§ **Records**:
========================================
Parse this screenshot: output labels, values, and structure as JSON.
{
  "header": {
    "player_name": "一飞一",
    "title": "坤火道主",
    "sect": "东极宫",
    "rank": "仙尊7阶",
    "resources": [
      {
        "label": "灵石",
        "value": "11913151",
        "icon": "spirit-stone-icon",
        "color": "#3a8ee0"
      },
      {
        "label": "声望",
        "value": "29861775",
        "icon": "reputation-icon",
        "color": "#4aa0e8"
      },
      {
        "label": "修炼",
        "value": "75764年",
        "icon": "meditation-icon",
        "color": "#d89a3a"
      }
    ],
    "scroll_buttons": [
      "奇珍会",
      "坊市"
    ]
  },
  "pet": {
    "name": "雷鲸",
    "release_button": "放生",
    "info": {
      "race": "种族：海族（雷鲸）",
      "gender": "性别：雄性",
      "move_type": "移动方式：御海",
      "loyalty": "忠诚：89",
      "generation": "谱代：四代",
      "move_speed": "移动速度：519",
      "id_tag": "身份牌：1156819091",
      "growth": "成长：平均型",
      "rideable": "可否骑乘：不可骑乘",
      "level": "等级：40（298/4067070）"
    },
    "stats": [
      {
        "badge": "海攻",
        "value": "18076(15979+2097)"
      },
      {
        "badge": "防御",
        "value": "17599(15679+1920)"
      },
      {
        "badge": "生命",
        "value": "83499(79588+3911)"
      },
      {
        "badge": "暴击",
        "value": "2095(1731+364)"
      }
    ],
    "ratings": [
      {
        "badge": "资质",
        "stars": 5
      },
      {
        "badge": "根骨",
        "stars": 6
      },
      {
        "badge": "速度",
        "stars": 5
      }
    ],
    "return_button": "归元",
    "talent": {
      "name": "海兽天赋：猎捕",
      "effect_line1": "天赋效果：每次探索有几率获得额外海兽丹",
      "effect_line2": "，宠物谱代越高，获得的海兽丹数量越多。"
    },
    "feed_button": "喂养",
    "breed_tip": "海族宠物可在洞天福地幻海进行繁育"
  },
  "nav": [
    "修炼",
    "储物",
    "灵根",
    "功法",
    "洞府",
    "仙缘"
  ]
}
========================================
Print the records above in full, exactly.

Parse this screenshot: output labels, values, and structure as JSON.
{
  "header": {
    "player_name": "一飞一",
    "title": "坤火道主",
    "sect": "东极宫",
    "rank": "仙尊7阶",
    "resources": [
      {
        "label": "灵石",
        "value": "11913151",
        "icon": "spirit-stone-icon",
        "color": "#3a8ee0"
      },
      {
        "label": "声望",
        "value": "29861775",
        "icon": "reputation-icon",
        "color": "#4aa0e8"
      },
      {
        "label": "修炼",
        "value": "75764年",
        "icon": "meditation-icon",
        "color": "#d89a3a"
      }
    ],
    "scroll_buttons": [
      "奇珍会",
      "坊市"
    ]
  },
  "pet": {
    "name": "雷鲸",
    "release_button": "放生",
    "info": {
      "race": "种族：海族（雷鲸）",
      "gender": "性别：雄性",
      "move_type": "移动方式：御海",
      "loyalty": "忠诚：89",
      "generation": "谱代：四代",
      "move_speed": "移动速度：519",
      "id_tag": "身份牌：1156819091",
      "growth": "成长：平均型",
      "rideable": "可否骑乘：不可骑乘",
      "level": "等级：40（298/4067070）"
    },
    "stats": [
      {
        "badge": "海攻",
        "value": "18076(15979+2097)"
      },
      {
        "badge": "防御",
        "value": "17599(15679+1920)"
      },
      {
        "badge": "生命",
        "value": "83499(79588+3911)"
      },
      {
        "badge": "暴击",
        "value": "2095(1731+364)"
      }
    ],
    "ratings": [
      {
        "badge": "资质",
        "stars": 5
      },
      {
        "badge": "根骨",
        "stars": 6
      },
      {
        "badge": "速度",
        "stars": 5
      }
    ],
    "return_button": "归元",
    "talent": {
      "name": "海兽天赋：猎捕",
      "effect_line1": "天赋效果：每次探索有几率获得额外海兽丹",
      "effect_line2": "，宠物谱代越高，获得的海兽丹数量越多。"
    },
    "feed_button": "喂养",
    "breed_tip": "海族宠物可在洞天福地幻海进行繁育"
  },
  "nav": [
    "修炼",
    "储物",
    "灵根",
    "功法",
    "洞府",
    "仙缘"
  ]
}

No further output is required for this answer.